Exercise requirements. Copy out the data below verbatim.

[Records that describe figures]
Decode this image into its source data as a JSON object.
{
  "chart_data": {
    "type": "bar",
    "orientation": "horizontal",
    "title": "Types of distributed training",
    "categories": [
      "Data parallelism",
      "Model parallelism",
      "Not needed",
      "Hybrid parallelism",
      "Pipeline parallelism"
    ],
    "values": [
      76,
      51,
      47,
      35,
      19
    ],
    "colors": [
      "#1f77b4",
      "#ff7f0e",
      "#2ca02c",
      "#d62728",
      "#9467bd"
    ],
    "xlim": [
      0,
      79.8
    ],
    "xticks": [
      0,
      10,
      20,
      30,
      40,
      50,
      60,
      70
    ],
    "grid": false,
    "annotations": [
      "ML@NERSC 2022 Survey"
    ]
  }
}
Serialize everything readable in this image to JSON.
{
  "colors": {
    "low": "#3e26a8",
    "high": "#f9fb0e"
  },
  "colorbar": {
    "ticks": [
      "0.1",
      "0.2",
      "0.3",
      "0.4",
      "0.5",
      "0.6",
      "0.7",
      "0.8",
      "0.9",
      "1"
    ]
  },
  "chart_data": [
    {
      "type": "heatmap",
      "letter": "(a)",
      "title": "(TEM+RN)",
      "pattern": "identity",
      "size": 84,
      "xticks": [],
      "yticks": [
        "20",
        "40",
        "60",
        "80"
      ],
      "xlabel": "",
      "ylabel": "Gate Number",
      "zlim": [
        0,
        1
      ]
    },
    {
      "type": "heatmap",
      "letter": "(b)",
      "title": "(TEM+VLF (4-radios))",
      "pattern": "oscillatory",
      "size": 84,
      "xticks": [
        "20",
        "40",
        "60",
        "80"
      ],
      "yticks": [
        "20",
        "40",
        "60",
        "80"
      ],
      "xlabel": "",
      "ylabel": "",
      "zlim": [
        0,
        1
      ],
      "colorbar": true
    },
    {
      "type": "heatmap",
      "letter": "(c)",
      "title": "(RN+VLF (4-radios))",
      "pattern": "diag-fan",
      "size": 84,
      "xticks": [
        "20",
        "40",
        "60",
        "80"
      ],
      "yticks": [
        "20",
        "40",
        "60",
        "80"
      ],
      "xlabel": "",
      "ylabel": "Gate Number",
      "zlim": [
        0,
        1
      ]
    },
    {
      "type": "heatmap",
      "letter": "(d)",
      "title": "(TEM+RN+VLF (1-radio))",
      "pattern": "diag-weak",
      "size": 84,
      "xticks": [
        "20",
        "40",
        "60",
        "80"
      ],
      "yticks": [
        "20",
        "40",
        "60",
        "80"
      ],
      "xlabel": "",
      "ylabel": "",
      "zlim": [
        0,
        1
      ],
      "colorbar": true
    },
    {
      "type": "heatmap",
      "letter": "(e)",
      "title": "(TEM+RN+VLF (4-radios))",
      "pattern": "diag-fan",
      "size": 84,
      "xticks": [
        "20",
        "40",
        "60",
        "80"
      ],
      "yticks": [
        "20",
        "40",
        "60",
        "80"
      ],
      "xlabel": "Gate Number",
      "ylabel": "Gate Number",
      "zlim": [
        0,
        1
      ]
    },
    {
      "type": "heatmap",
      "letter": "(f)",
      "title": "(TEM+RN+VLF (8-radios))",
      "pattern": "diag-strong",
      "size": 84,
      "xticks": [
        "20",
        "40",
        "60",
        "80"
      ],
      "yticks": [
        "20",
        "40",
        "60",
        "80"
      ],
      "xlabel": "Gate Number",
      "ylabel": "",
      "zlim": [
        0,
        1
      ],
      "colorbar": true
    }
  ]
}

Solved exercise.
Decode this image into its source data as a JSON object.
{
  "chart_data": {
    "type": "bar",
    "orientation": "horizontal",
    "title": "Types of distributed training",
    "categories": [
      "Data parallelism",
      "Model parallelism",
      "Not needed",
      "Hybrid parallelism",
      "Pipeline parallelism"
    ],
    "values": [
      76,
      51,
      47,
      35,
      19
    ],
    "colors": [
      "#1f77b4",
      "#ff7f0e",
      "#2ca02c",
      "#d62728",
      "#9467bd"
    ],
    "xlim": [
      0,
      79.8
    ],
    "xticks": [
      0,
      10,
      20,
      30,
      40,
      50,
      60,
      70
    ],
    "grid": false,
    "annotations": [
      "ML@NERSC 2022 Survey"
    ]
  }
}
Serialize everything readable in this image to JSON.
{
  "colors": {
    "low": "#3e26a8",
    "high": "#f9fb0e"
  },
  "colorbar": {
    "ticks": [
      "0.1",
      "0.2",
      "0.3",
      "0.4",
      "0.5",
      "0.6",
      "0.7",
      "0.8",
      "0.9",
      "1"
    ]
  },
  "chart_data": [
    {
      "type": "heatmap",
      "letter": "(a)",
      "title": "(TEM+RN)",
      "pattern": "identity",
      "size": 84,
      "xticks": [],
      "yticks": [
        "20",
        "40",
        "60",
        "80"
      ],
      "xlabel": "",
      "ylabel": "Gate Number",
      "zlim": [
        0,
        1
      ]
    },
    {
      "type": "heatmap",
      "letter": "(b)",
      "title": "(TEM+VLF (4-radios))",
      "pattern": "oscillatory",
      "size": 84,
      "xticks": [
        "20",
        "40",
        "60",
        "80"
      ],
      "yticks": [
        "20",
        "40",
        "60",
        "80"
      ],
      "xlabel": "",
      "ylabel": "",
      "zlim": [
        0,
        1
      ],
      "colorbar": true
    },
    {
      "type": "heatmap",
      "letter": "(c)",
      "title": "(RN+VLF (4-radios))",
      "pattern": "diag-fan",
      "size": 84,
      "xticks": [
        "20",
        "40",
        "60",
        "80"
      ],
      "yticks": [
        "20",
        "40",
        "60",
        "80"
      ],
      "xlabel": "",
      "ylabel": "Gate Number",
      "zlim": [
        0,
        1
      ]
    },
    {
      "type": "heatmap",
      "letter": "(d)",
      "title": "(TEM+RN+VLF (1-radio))",
      "pattern": "diag-weak",
      "size": 84,
      "xticks": [
        "20",
        "40",
        "60",
        "80"
      ],
      "yticks": [
        "20",
        "40",
        "60",
        "80"
      ],
      "xlabel": "",
      "ylabel": "",
      "zlim": [
        0,
        1
      ],
      "colorbar": true
    },
    {
      "type": "heatmap",
      "letter": "(e)",
      "title": "(TEM+RN+VLF (4-radios))",
      "pattern": "diag-fan",
      "size": 84,
      "xticks": [
        "20",
        "40",
        "60",
        "80"
      ],
      "yticks": [
        "20",
        "40",
        "60",
        "80"
      ],
      "xlabel": "Gate Number",
      "ylabel": "Gate Number",
      "zlim": [
        0,
        1
      ]
    },
    {
      "type": "heatmap",
      "letter": "(f)",
      "title": "(TEM+RN+VLF (8-radios))",
      "pattern": "diag-strong",
      "size": 84,
      "xticks": [
        "20",
        "40",
        "60",
        "80"
      ],
      "yticks": [
        "20",
        "40",
        "60",
        "80"
      ],
      "xlabel": "Gate Number",
      "ylabel": "",
      "zlim": [
        0,
        1
      ],
      "colorbar": true
    }
  ]
}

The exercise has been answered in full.